__GIVEN PROBLEM__. Print the records below word for word, but leave out the pictures.

[Stored data]
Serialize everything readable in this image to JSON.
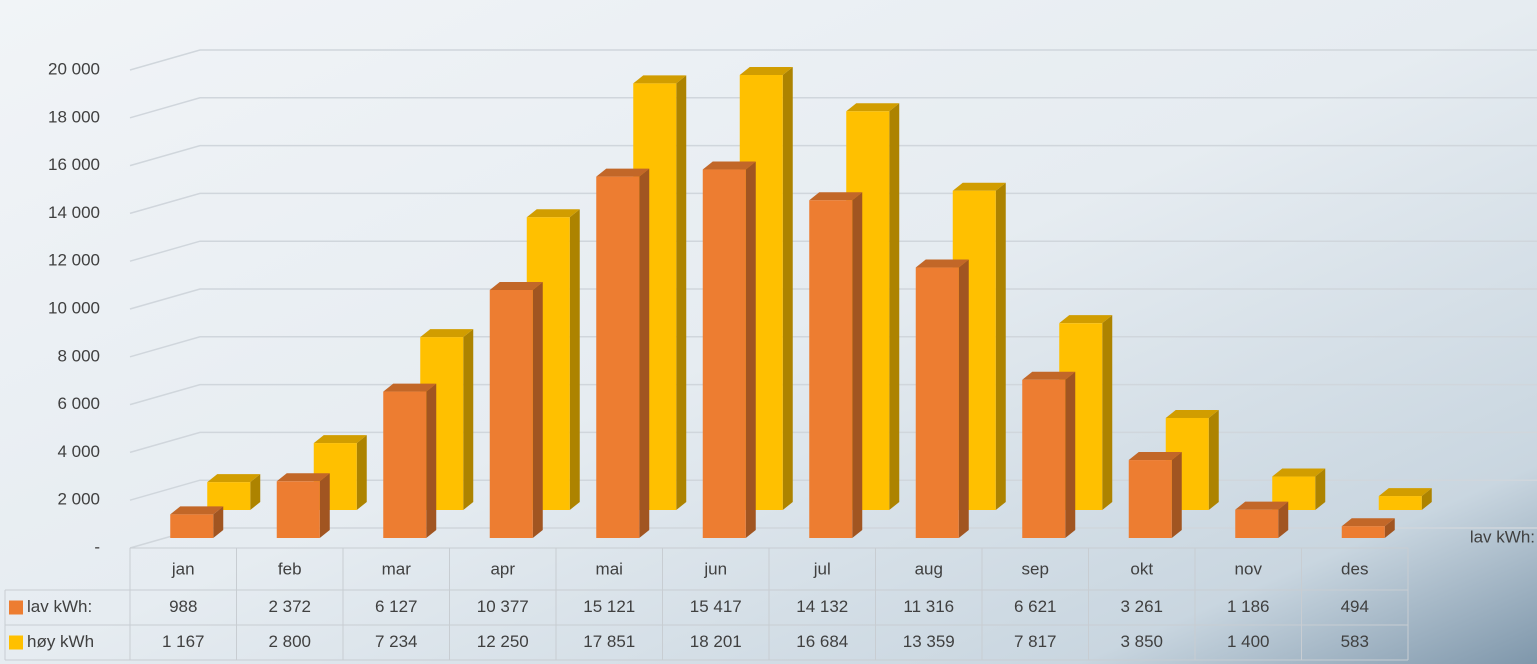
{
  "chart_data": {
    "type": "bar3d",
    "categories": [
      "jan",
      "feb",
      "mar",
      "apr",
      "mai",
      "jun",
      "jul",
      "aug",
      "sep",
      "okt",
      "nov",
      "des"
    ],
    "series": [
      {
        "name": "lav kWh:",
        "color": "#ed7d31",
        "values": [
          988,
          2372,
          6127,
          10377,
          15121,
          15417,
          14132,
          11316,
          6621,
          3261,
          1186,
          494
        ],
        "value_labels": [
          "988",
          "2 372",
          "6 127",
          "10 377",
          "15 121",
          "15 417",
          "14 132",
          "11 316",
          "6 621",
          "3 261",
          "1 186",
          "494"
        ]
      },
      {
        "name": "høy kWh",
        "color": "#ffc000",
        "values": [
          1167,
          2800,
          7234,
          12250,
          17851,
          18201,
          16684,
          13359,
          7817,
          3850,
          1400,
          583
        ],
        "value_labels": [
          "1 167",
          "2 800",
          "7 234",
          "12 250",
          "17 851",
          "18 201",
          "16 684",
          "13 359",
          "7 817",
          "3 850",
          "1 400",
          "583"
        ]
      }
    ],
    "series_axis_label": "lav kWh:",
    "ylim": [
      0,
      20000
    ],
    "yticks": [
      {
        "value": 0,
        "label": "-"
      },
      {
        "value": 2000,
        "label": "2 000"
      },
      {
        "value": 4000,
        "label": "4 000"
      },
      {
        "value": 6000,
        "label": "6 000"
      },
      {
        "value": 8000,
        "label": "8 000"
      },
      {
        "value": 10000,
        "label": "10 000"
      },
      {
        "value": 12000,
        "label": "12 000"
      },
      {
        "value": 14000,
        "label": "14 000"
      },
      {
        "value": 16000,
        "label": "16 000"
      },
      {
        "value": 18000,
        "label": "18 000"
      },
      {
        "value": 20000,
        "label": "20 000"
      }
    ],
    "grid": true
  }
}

__ANSWER FOR THE TASK__.
Serialize everything readable in this image to JSON.
{
  "chart_data": {
    "type": "bar3d",
    "categories": [
      "jan",
      "feb",
      "mar",
      "apr",
      "mai",
      "jun",
      "jul",
      "aug",
      "sep",
      "okt",
      "nov",
      "des"
    ],
    "series": [
      {
        "name": "lav kWh:",
        "color": "#ed7d31",
        "values": [
          988,
          2372,
          6127,
          10377,
          15121,
          15417,
          14132,
          11316,
          6621,
          3261,
          1186,
          494
        ],
        "value_labels": [
          "988",
          "2 372",
          "6 127",
          "10 377",
          "15 121",
          "15 417",
          "14 132",
          "11 316",
          "6 621",
          "3 261",
          "1 186",
          "494"
        ]
      },
      {
        "name": "høy kWh",
        "color": "#ffc000",
        "values": [
          1167,
          2800,
          7234,
          12250,
          17851,
          18201,
          16684,
          13359,
          7817,
          3850,
          1400,
          583
        ],
        "value_labels": [
          "1 167",
          "2 800",
          "7 234",
          "12 250",
          "17 851",
          "18 201",
          "16 684",
          "13 359",
          "7 817",
          "3 850",
          "1 400",
          "583"
        ]
      }
    ],
    "series_axis_label": "lav kWh:",
    "ylim": [
      0,
      20000
    ],
    "yticks": [
      {
        "value": 0,
        "label": "-"
      },
      {
        "value": 2000,
        "label": "2 000"
      },
      {
        "value": 4000,
        "label": "4 000"
      },
      {
        "value": 6000,
        "label": "6 000"
      },
      {
        "value": 8000,
        "label": "8 000"
      },
      {
        "value": 10000,
        "label": "10 000"
      },
      {
        "value": 12000,
        "label": "12 000"
      },
      {
        "value": 14000,
        "label": "14 000"
      },
      {
        "value": 16000,
        "label": "16 000"
      },
      {
        "value": 18000,
        "label": "18 000"
      },
      {
        "value": 20000,
        "label": "20 000"
      }
    ],
    "grid": true
  }
}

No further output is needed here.